- SUPPLIED DATA
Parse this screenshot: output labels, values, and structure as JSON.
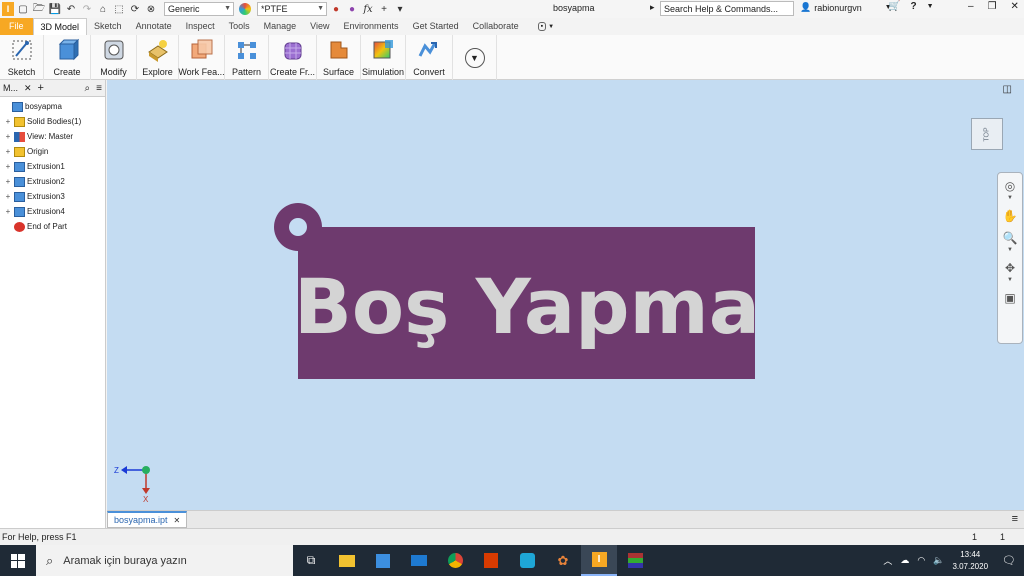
{
  "titlebar": {
    "appearance": "Generic",
    "material": "*PTFE",
    "document_title": "bosyapma",
    "search_placeholder": "Search Help & Commands...",
    "user": "rabionurgvn"
  },
  "tabs": [
    {
      "label": "File"
    },
    {
      "label": "3D Model"
    },
    {
      "label": "Sketch"
    },
    {
      "label": "Annotate"
    },
    {
      "label": "Inspect"
    },
    {
      "label": "Tools"
    },
    {
      "label": "Manage"
    },
    {
      "label": "View"
    },
    {
      "label": "Environments"
    },
    {
      "label": "Get Started"
    },
    {
      "label": "Collaborate"
    }
  ],
  "ribbon": [
    {
      "label": "Sketch",
      "icon": "sketch-icon"
    },
    {
      "label": "Create",
      "icon": "create-icon"
    },
    {
      "label": "Modify",
      "icon": "modify-icon"
    },
    {
      "label": "Explore",
      "icon": "explore-icon"
    },
    {
      "label": "Work Fea...",
      "icon": "work-features-icon"
    },
    {
      "label": "Pattern",
      "icon": "pattern-icon"
    },
    {
      "label": "Create Fr...",
      "icon": "create-freeform-icon"
    },
    {
      "label": "Surface",
      "icon": "surface-icon"
    },
    {
      "label": "Simulation",
      "icon": "simulation-icon"
    },
    {
      "label": "Convert",
      "icon": "convert-icon"
    }
  ],
  "browser": {
    "title": "M...",
    "tree": [
      {
        "label": "bosyapma",
        "icon": "part-icon",
        "expander": ""
      },
      {
        "label": "Solid Bodies(1)",
        "icon": "folder-icon",
        "expander": "+"
      },
      {
        "label": "View: Master",
        "icon": "view-icon",
        "expander": "+"
      },
      {
        "label": "Origin",
        "icon": "folder-icon",
        "expander": "+"
      },
      {
        "label": "Extrusion1",
        "icon": "extrusion-icon",
        "expander": "+"
      },
      {
        "label": "Extrusion2",
        "icon": "extrusion-icon",
        "expander": "+"
      },
      {
        "label": "Extrusion3",
        "icon": "extrusion-icon",
        "expander": "+"
      },
      {
        "label": "Extrusion4",
        "icon": "extrusion-icon",
        "expander": "+"
      },
      {
        "label": "End of Part",
        "icon": "end-of-part-icon",
        "expander": ""
      }
    ]
  },
  "model": {
    "text": "Boş Yapma",
    "plate_color": "#6e3a6e",
    "text_color": "#d4d4d4"
  },
  "viewcube": {
    "face": "TOP"
  },
  "triad": {
    "z": "Z",
    "x": "X"
  },
  "doc_tab": {
    "label": "bosyapma.ipt",
    "close": "✕"
  },
  "status": {
    "help": "For Help, press F1",
    "count1": "1",
    "count2": "1"
  },
  "taskbar": {
    "search_placeholder": "Aramak için buraya yazın",
    "time": "13:44",
    "date": "3.07.2020"
  }
}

- DO THIS
Copy down every line of the entries containing the word "bosyapma".

- TASK RESPONSE
    "document_title": "bosyapma",
        "label": "bosyapma",
    "label": "bosyapma.ipt",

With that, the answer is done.